# [Challenge]
Output the material below in its entirety, exactly as given.

Collected data
___

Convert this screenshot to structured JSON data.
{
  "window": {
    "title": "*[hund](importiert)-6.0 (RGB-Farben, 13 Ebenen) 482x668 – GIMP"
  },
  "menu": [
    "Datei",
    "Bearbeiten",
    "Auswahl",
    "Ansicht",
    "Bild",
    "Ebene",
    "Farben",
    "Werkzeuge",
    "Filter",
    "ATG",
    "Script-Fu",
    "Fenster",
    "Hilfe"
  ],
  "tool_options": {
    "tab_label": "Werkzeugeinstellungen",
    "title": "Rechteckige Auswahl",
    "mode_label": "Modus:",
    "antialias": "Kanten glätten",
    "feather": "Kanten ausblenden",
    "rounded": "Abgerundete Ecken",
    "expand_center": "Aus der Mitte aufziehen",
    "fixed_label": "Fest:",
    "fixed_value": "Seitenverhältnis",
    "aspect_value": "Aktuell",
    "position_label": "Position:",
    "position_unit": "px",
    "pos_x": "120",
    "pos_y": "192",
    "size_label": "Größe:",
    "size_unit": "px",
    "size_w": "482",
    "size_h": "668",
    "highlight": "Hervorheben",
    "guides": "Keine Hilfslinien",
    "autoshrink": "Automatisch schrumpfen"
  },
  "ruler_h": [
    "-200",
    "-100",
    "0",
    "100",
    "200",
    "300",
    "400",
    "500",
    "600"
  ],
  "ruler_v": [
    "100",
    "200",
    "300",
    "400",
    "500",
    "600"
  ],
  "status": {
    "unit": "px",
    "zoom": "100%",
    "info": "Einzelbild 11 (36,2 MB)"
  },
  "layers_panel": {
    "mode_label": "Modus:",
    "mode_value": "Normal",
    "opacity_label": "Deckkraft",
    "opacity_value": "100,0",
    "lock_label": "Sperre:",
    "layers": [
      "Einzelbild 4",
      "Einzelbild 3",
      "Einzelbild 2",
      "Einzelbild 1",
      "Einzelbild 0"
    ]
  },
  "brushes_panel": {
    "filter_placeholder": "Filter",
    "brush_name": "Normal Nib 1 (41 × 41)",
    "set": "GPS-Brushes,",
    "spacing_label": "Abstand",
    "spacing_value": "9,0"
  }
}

___

# [Response]
Convert this screenshot to structured JSON data.
{
  "window": {
    "title": "*[hund](importiert)-6.0 (RGB-Farben, 13 Ebenen) 482x668 – GIMP"
  },
  "menu": [
    "Datei",
    "Bearbeiten",
    "Auswahl",
    "Ansicht",
    "Bild",
    "Ebene",
    "Farben",
    "Werkzeuge",
    "Filter",
    "ATG",
    "Script-Fu",
    "Fenster",
    "Hilfe"
  ],
  "tool_options": {
    "tab_label": "Werkzeugeinstellungen",
    "title": "Rechteckige Auswahl",
    "mode_label": "Modus:",
    "antialias": "Kanten glätten",
    "feather": "Kanten ausblenden",
    "rounded": "Abgerundete Ecken",
    "expand_center": "Aus der Mitte aufziehen",
    "fixed_label": "Fest:",
    "fixed_value": "Seitenverhältnis",
    "aspect_value": "Aktuell",
    "position_label": "Position:",
    "position_unit": "px",
    "pos_x": "120",
    "pos_y": "192",
    "size_label": "Größe:",
    "size_unit": "px",
    "size_w": "482",
    "size_h": "668",
    "highlight": "Hervorheben",
    "guides": "Keine Hilfslinien",
    "autoshrink": "Automatisch schrumpfen"
  },
  "ruler_h": [
    "-200",
    "-100",
    "0",
    "100",
    "200",
    "300",
    "400",
    "500",
    "600"
  ],
  "ruler_v": [
    "100",
    "200",
    "300",
    "400",
    "500",
    "600"
  ],
  "status": {
    "unit": "px",
    "zoom": "100%",
    "info": "Einzelbild 11 (36,2 MB)"
  },
  "layers_panel": {
    "mode_label": "Modus:",
    "mode_value": "Normal",
    "opacity_label": "Deckkraft",
    "opacity_value": "100,0",
    "lock_label": "Sperre:",
    "layers": [
      "Einzelbild 4",
      "Einzelbild 3",
      "Einzelbild 2",
      "Einzelbild 1",
      "Einzelbild 0"
    ]
  },
  "brushes_panel": {
    "filter_placeholder": "Filter",
    "brush_name": "Normal Nib 1 (41 × 41)",
    "set": "GPS-Brushes,",
    "spacing_label": "Abstand",
    "spacing_value": "9,0"
  }
}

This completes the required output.